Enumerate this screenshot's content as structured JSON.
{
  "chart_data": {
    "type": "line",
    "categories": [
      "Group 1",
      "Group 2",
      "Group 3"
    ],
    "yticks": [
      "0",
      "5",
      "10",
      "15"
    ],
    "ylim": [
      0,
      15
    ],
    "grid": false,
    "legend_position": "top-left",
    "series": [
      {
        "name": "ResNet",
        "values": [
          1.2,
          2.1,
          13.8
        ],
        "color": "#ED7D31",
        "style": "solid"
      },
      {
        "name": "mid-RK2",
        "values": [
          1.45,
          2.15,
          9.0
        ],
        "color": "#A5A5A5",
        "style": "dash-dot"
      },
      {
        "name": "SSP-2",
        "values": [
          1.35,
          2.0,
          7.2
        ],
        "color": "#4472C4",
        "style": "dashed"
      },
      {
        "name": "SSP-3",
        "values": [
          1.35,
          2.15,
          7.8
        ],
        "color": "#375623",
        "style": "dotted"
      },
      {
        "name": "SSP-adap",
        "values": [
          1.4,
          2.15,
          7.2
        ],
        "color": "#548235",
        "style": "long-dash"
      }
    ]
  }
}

━━━━━━━━━━━━━━━━━━━━━━━━━━━━━━

Required task: Nothing may be left out: return each entry exactly as it reads.

Reply to the exercise:
Enumerate this screenshot's content as structured JSON.
{
  "chart_data": {
    "type": "line",
    "categories": [
      "Group 1",
      "Group 2",
      "Group 3"
    ],
    "yticks": [
      "0",
      "5",
      "10",
      "15"
    ],
    "ylim": [
      0,
      15
    ],
    "grid": false,
    "legend_position": "top-left",
    "series": [
      {
        "name": "ResNet",
        "values": [
          1.2,
          2.1,
          13.8
        ],
        "color": "#ED7D31",
        "style": "solid"
      },
      {
        "name": "mid-RK2",
        "values": [
          1.45,
          2.15,
          9.0
        ],
        "color": "#A5A5A5",
        "style": "dash-dot"
      },
      {
        "name": "SSP-2",
        "values": [
          1.35,
          2.0,
          7.2
        ],
        "color": "#4472C4",
        "style": "dashed"
      },
      {
        "name": "SSP-3",
        "values": [
          1.35,
          2.15,
          7.8
        ],
        "color": "#375623",
        "style": "dotted"
      },
      {
        "name": "SSP-adap",
        "values": [
          1.4,
          2.15,
          7.2
        ],
        "color": "#548235",
        "style": "long-dash"
      }
    ]
  }
}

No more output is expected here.